STATED TASK: Retype the complete listing exactly as it appears.

Data extracted from a collection
════
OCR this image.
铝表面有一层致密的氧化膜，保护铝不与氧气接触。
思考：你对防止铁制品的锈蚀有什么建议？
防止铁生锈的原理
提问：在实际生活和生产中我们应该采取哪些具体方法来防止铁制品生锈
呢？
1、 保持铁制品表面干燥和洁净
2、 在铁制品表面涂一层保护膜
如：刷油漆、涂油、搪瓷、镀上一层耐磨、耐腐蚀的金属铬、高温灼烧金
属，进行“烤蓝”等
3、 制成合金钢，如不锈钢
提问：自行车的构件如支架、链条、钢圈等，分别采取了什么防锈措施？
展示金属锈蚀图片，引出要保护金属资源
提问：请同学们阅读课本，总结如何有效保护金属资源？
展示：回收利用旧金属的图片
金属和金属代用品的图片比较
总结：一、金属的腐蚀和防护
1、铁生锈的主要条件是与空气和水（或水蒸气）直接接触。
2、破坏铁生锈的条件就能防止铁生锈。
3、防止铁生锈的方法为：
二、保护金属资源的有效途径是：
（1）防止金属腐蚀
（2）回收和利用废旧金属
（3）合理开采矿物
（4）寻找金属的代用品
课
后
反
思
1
════
SOLUTION:
OCR this image.
铝表面有一层致密的氧化膜，保护铝不与氧气接触。
思考：你对防止铁制品的锈蚀有什么建议？
防止铁生锈的原理
提问：在实际生活和生产中我们应该采取哪些具体方法来防止铁制品生锈
呢？
1、 保持铁制品表面干燥和洁净
2、 在铁制品表面涂一层保护膜
如：刷油漆、涂油、搪瓷、镀上一层耐磨、耐腐蚀的金属铬、高温灼烧金
属，进行“烤蓝”等
3、 制成合金钢，如不锈钢
提问：自行车的构件如支架、链条、钢圈等，分别采取了什么防锈措施？
展示金属锈蚀图片，引出要保护金属资源
提问：请同学们阅读课本，总结如何有效保护金属资源？
展示：回收利用旧金属的图片
金属和金属代用品的图片比较
总结：一、金属的腐蚀和防护
1、铁生锈的主要条件是与空气和水（或水蒸气）直接接触。
2、破坏铁生锈的条件就能防止铁生锈。
3、防止铁生锈的方法为：
二、保护金属资源的有效途径是：
（1）防止金属腐蚀
（2）回收和利用废旧金属
（3）合理开采矿物
（4）寻找金属的代用品
课
后
反
思
1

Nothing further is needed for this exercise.